++++ Exercise inputs

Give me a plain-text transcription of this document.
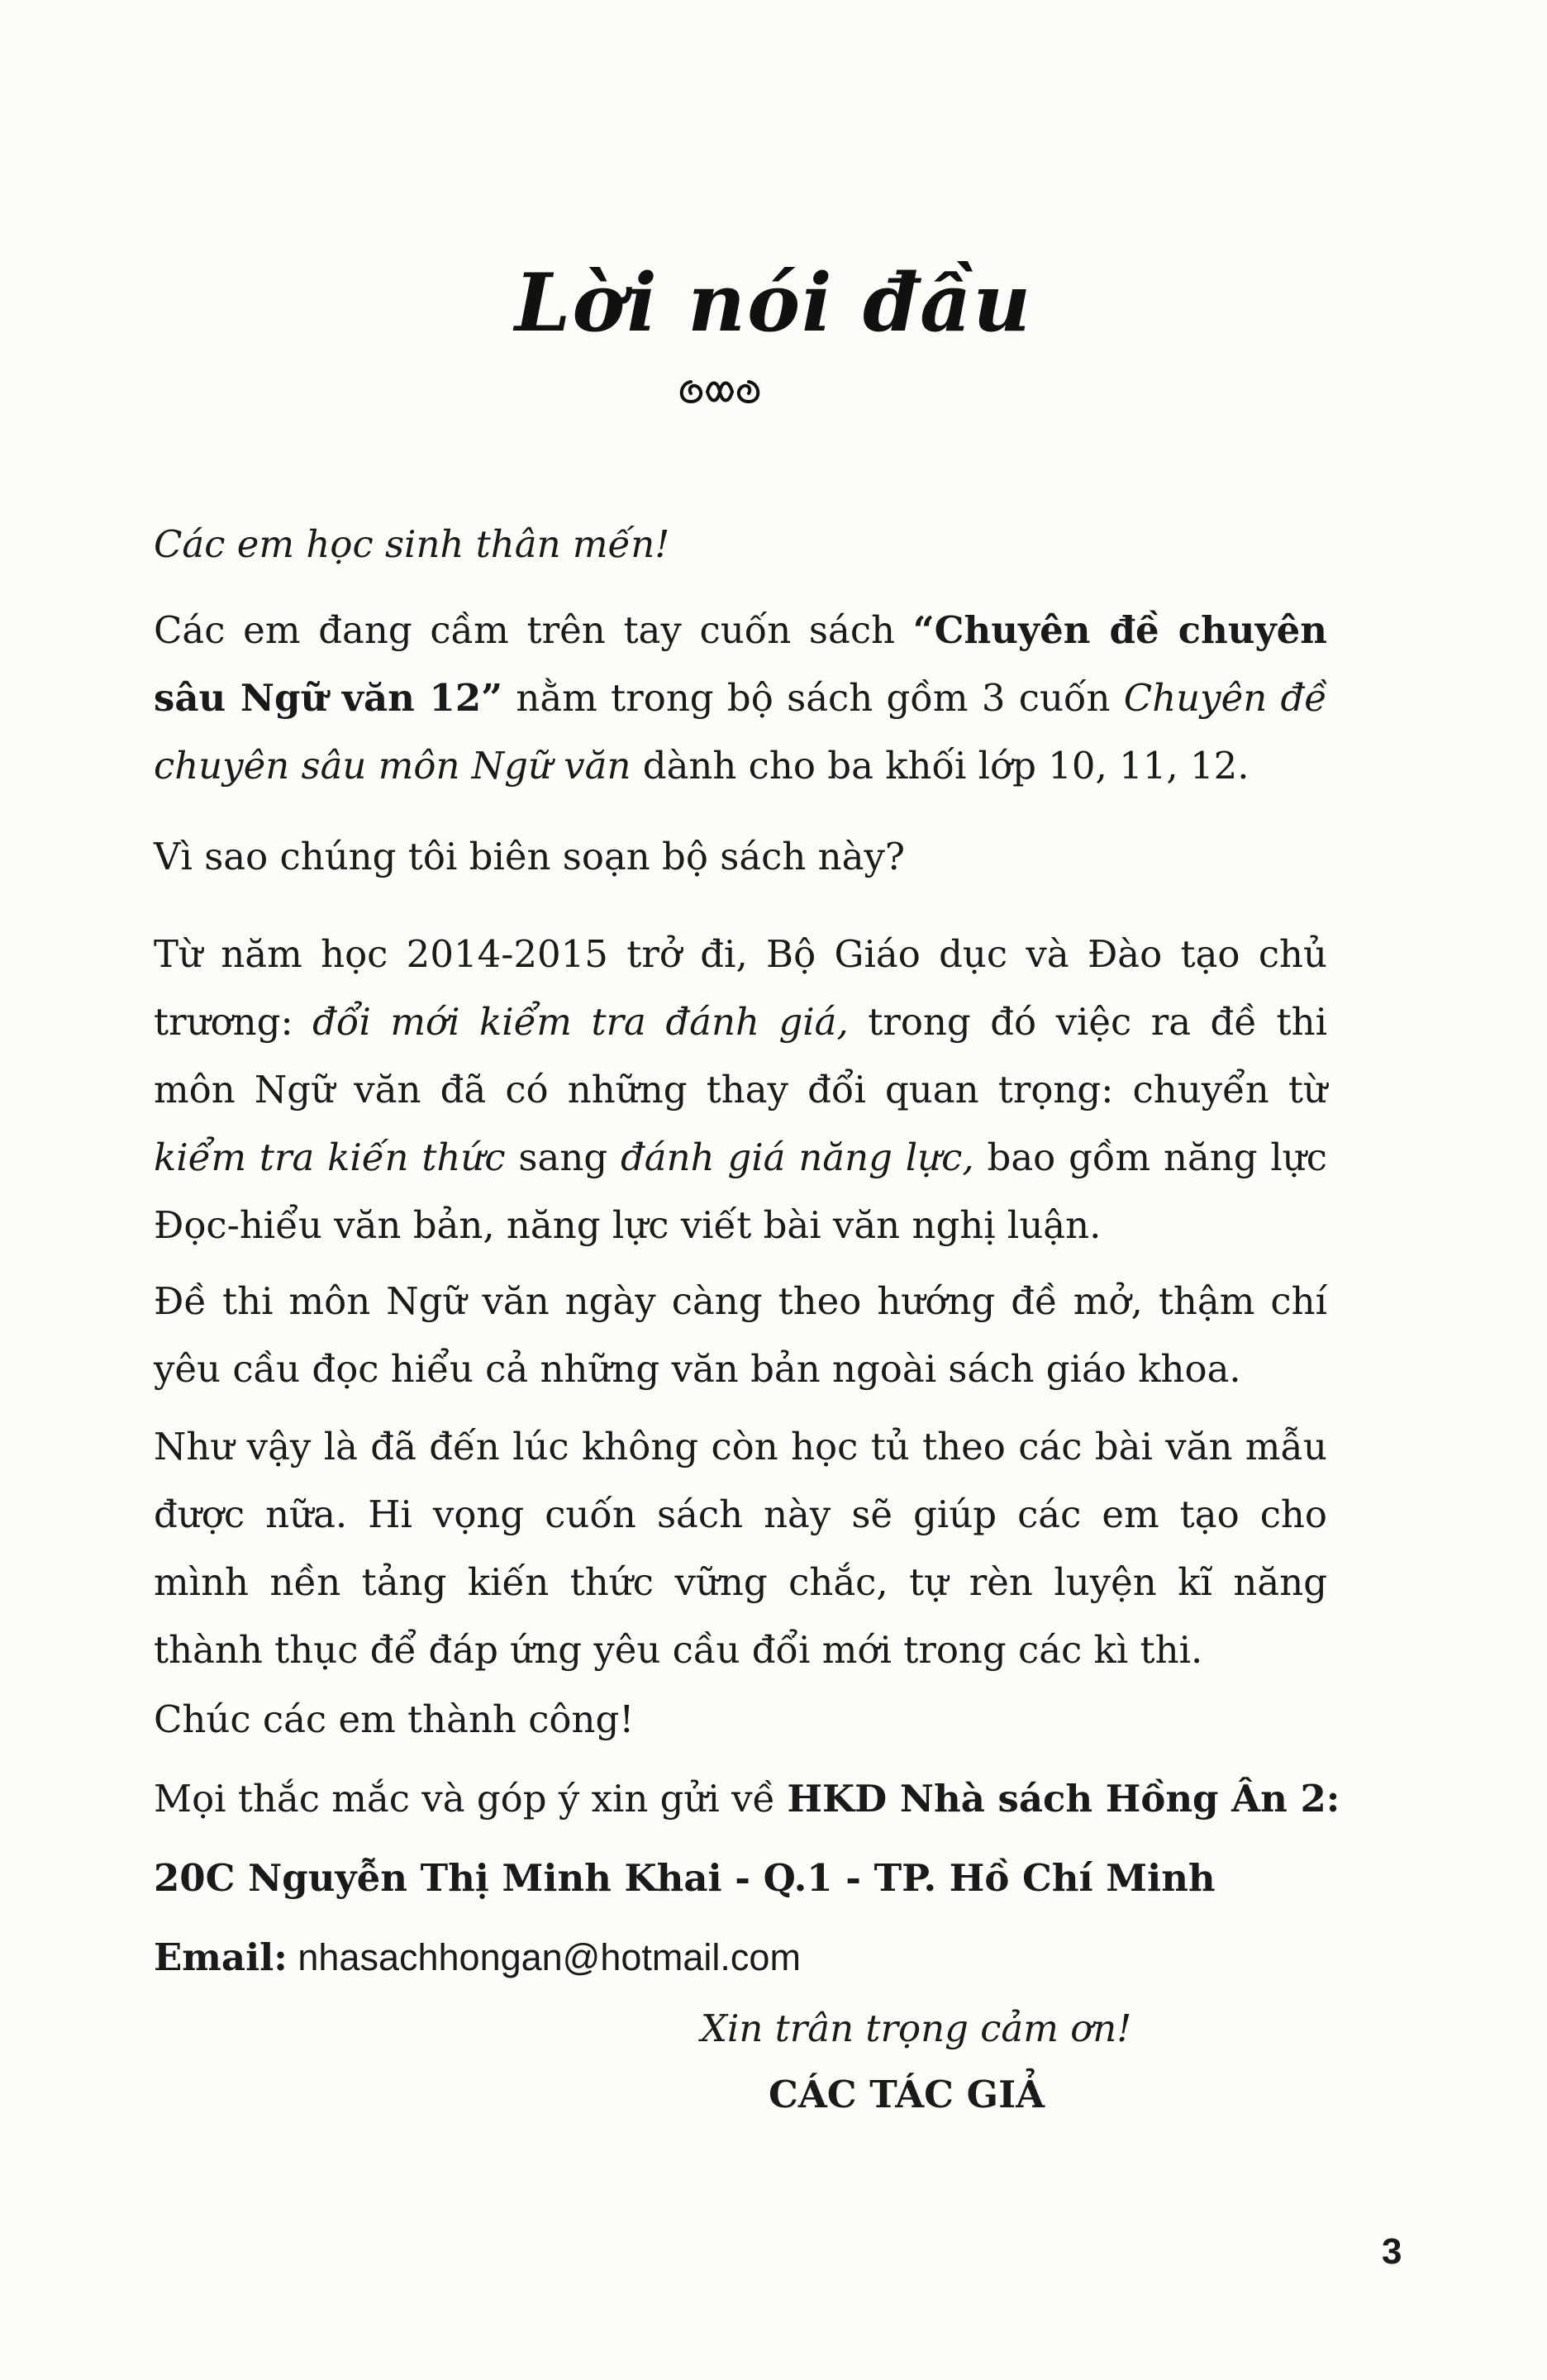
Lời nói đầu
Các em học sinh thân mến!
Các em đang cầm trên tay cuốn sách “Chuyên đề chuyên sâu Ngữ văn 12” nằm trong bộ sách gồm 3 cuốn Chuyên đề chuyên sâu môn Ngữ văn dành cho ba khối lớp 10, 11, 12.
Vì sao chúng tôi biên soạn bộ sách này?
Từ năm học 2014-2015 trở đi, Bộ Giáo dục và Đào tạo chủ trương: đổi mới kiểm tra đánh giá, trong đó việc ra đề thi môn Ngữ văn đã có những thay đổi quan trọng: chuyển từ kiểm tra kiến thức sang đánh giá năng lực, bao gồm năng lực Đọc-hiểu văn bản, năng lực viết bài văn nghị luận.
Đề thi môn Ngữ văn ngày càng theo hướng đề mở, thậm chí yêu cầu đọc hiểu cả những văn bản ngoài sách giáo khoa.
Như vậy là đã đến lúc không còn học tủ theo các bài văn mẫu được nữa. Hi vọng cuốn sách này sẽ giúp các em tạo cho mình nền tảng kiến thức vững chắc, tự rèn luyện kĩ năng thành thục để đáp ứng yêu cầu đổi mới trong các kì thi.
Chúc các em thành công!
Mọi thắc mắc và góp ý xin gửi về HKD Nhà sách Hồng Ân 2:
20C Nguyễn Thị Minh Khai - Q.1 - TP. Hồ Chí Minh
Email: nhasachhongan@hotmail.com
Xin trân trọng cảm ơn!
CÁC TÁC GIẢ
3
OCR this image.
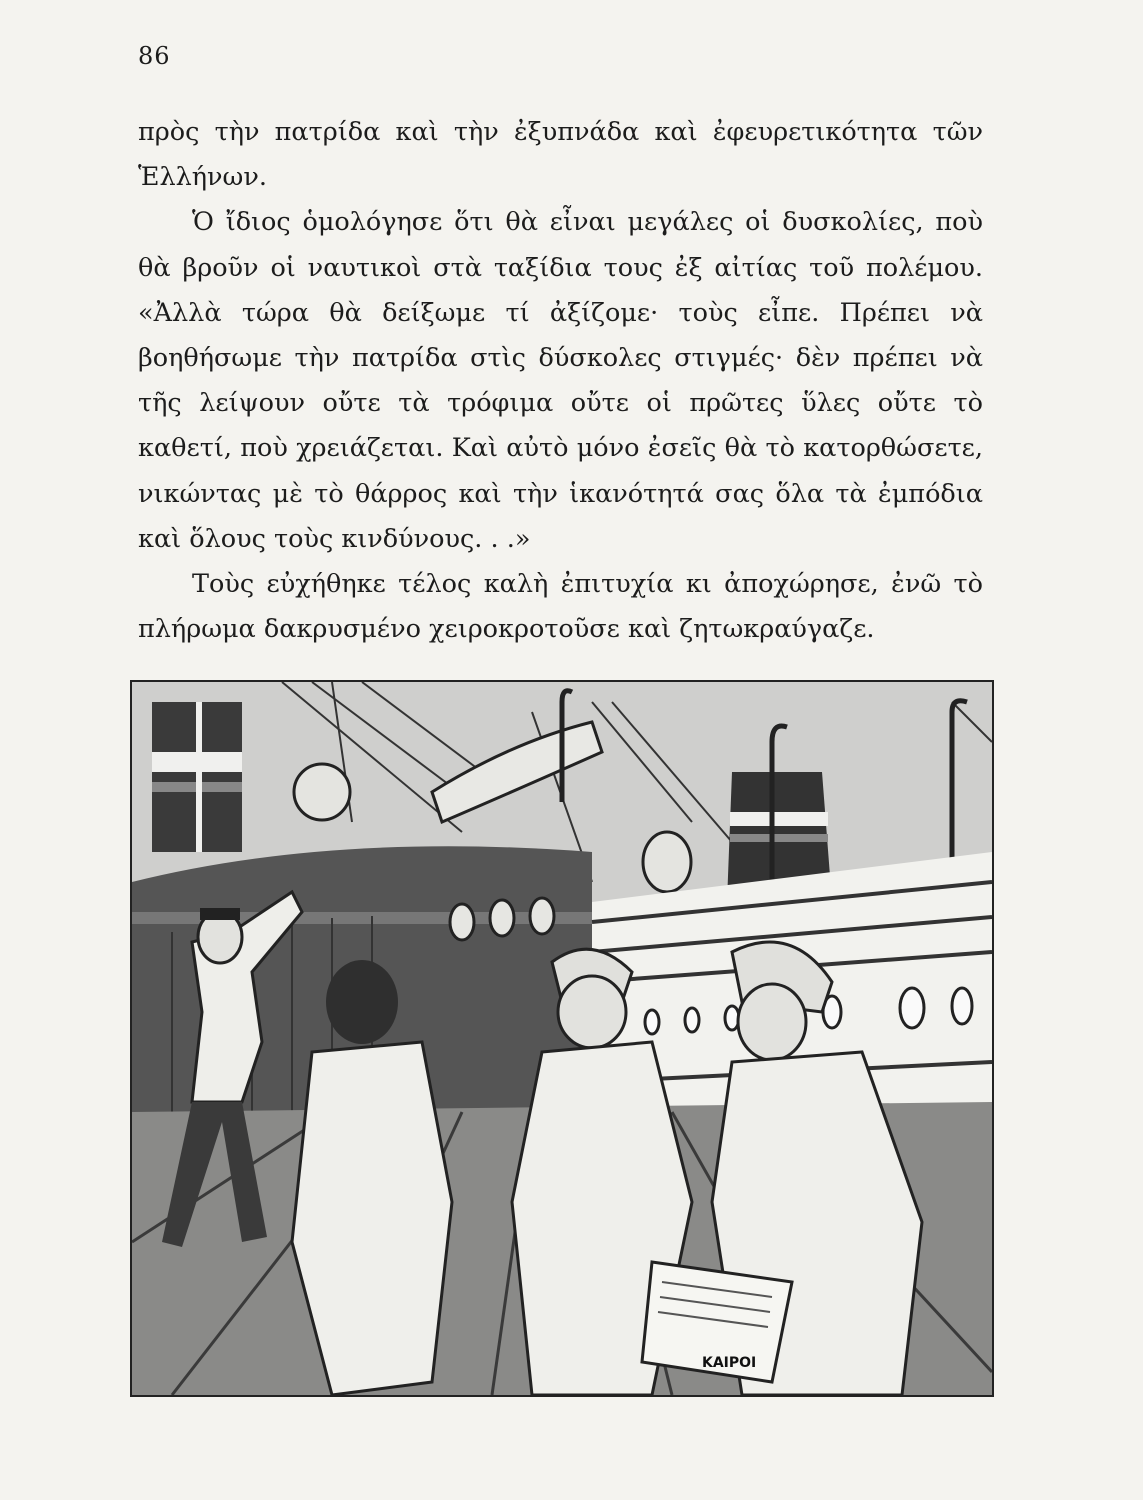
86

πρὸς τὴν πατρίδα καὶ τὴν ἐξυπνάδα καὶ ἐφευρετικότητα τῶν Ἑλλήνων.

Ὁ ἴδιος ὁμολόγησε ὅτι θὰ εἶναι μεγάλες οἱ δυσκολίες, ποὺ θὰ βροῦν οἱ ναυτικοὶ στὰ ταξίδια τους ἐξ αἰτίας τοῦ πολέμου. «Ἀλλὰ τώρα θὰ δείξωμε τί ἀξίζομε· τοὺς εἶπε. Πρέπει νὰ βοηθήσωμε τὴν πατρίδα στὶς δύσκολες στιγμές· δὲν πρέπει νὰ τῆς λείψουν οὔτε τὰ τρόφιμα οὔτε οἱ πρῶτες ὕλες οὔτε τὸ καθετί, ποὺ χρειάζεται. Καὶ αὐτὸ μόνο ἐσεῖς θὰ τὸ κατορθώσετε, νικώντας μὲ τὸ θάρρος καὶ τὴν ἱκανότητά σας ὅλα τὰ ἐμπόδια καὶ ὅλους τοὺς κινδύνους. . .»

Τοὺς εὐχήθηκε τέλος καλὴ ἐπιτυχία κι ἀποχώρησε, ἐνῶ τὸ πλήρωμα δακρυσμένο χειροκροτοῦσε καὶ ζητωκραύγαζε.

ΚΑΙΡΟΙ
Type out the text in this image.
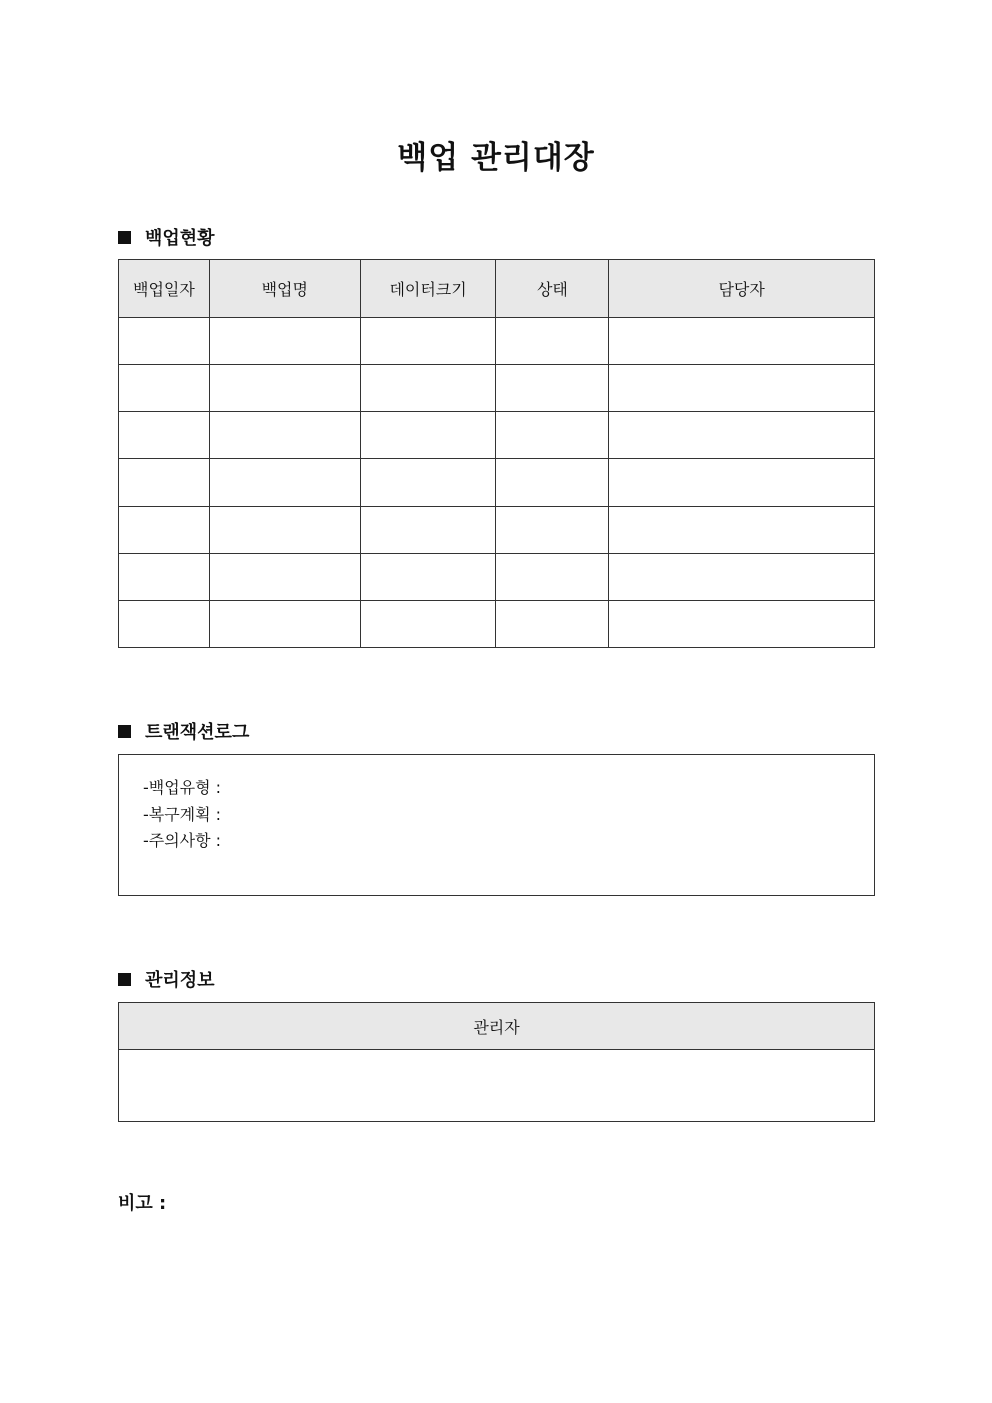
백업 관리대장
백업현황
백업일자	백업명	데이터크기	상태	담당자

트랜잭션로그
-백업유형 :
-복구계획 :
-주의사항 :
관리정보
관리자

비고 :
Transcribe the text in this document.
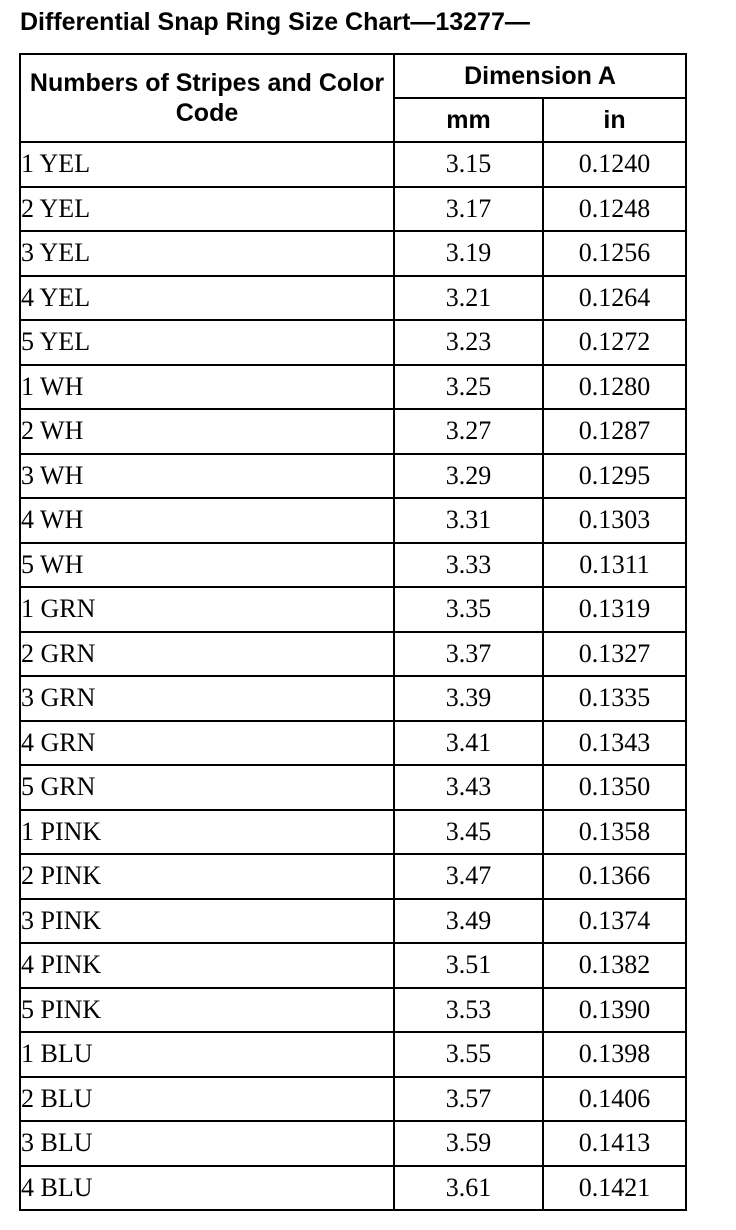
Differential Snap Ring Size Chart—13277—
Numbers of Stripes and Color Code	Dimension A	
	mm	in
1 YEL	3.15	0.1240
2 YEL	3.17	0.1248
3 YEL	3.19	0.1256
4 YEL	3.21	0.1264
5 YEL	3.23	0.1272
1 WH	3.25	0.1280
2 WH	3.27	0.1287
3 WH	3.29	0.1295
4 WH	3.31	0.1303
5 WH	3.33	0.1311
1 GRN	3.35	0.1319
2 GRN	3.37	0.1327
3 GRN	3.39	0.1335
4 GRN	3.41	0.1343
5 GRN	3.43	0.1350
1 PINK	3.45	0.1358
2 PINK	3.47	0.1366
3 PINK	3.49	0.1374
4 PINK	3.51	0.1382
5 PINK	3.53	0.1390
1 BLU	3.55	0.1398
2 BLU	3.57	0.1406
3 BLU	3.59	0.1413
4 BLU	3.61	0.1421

++++++++

> **Task objective**:
Please repeat the entries exactly. Do not include the pictures.

> **Completed exercise**:
Give me a plain-text transcription of this document.
Lời nói đầu
Các em học sinh thân mến!
Các em đang cầm trên tay cuốn sách “Chuyên đề chuyên sâu Ngữ văn 12” nằm trong bộ sách gồm 3 cuốn Chuyên đề chuyên sâu môn Ngữ văn dành cho ba khối lớp 10, 11, 12.
Vì sao chúng tôi biên soạn bộ sách này?
Từ năm học 2014-2015 trở đi, Bộ Giáo dục và Đào tạo chủ trương: đổi mới kiểm tra đánh giá, trong đó việc ra đề thi môn Ngữ văn đã có những thay đổi quan trọng: chuyển từ kiểm tra kiến thức sang đánh giá năng lực, bao gồm năng lực Đọc-hiểu văn bản, năng lực viết bài văn nghị luận.
Đề thi môn Ngữ văn ngày càng theo hướng đề mở, thậm chí yêu cầu đọc hiểu cả những văn bản ngoài sách giáo khoa.
Như vậy là đã đến lúc không còn học tủ theo các bài văn mẫu được nữa. Hi vọng cuốn sách này sẽ giúp các em tạo cho mình nền tảng kiến thức vững chắc, tự rèn luyện kĩ năng thành thục để đáp ứng yêu cầu đổi mới trong các kì thi.
Chúc các em thành công!
Mọi thắc mắc và góp ý xin gửi về HKD Nhà sách Hồng Ân 2:
20C Nguyễn Thị Minh Khai - Q.1 - TP. Hồ Chí Minh
Email: nhasachhongan@hotmail.com
Xin trân trọng cảm ơn!
CÁC TÁC GIẢ
3
OCR this image.
86

πρὸς τὴν πατρίδα καὶ τὴν ἐξυπνάδα καὶ ἐφευρετικότητα τῶν Ἑλλήνων.

Ὁ ἴδιος ὁμολόγησε ὅτι θὰ εἶναι μεγάλες οἱ δυσκολίες, ποὺ θὰ βροῦν οἱ ναυτικοὶ στὰ ταξίδια τους ἐξ αἰτίας τοῦ πολέμου. «Ἀλλὰ τώρα θὰ δείξωμε τί ἀξίζομε· τοὺς εἶπε. Πρέπει νὰ βοηθήσωμε τὴν πατρίδα στὶς δύσκολες στιγμές· δὲν πρέπει νὰ τῆς λείψουν οὔτε τὰ τρόφιμα οὔτε οἱ πρῶτες ὕλες οὔτε τὸ καθετί, ποὺ χρειάζεται. Καὶ αὐτὸ μόνο ἐσεῖς θὰ τὸ κατορθώσετε, νικώντας μὲ τὸ θάρρος καὶ τὴν ἱκανότητά σας ὅλα τὰ ἐμπόδια καὶ ὅλους τοὺς κινδύνους. . .»

Τοὺς εὐχήθηκε τέλος καλὴ ἐπιτυχία κι ἀποχώρησε, ἐνῶ τὸ πλήρωμα δακρυσμένο χειροκροτοῦσε καὶ ζητωκραύγαζε.

ΚΑΙΡΟΙ
Type out the text in this image.
백업 관리대장
백업현황
백업일자	백업명	데이터크기	상태	담당자

트랜잭션로그
-백업유형 :
-복구계획 :
-주의사항 :
관리정보
관리자

비고 :
Transcribe the text in this document.
Differential Snap Ring Size Chart—13277—
Numbers of Stripes and Color Code	Dimension A	
	mm	in
1 YEL	3.15	0.1240
2 YEL	3.17	0.1248
3 YEL	3.19	0.1256
4 YEL	3.21	0.1264
5 YEL	3.23	0.1272
1 WH	3.25	0.1280
2 WH	3.27	0.1287
3 WH	3.29	0.1295
4 WH	3.31	0.1303
5 WH	3.33	0.1311
1 GRN	3.35	0.1319
2 GRN	3.37	0.1327
3 GRN	3.39	0.1335
4 GRN	3.41	0.1343
5 GRN	3.43	0.1350
1 PINK	3.45	0.1358
2 PINK	3.47	0.1366
3 PINK	3.49	0.1374
4 PINK	3.51	0.1382
5 PINK	3.53	0.1390
1 BLU	3.55	0.1398
2 BLU	3.57	0.1406
3 BLU	3.59	0.1413
4 BLU	3.61	0.1421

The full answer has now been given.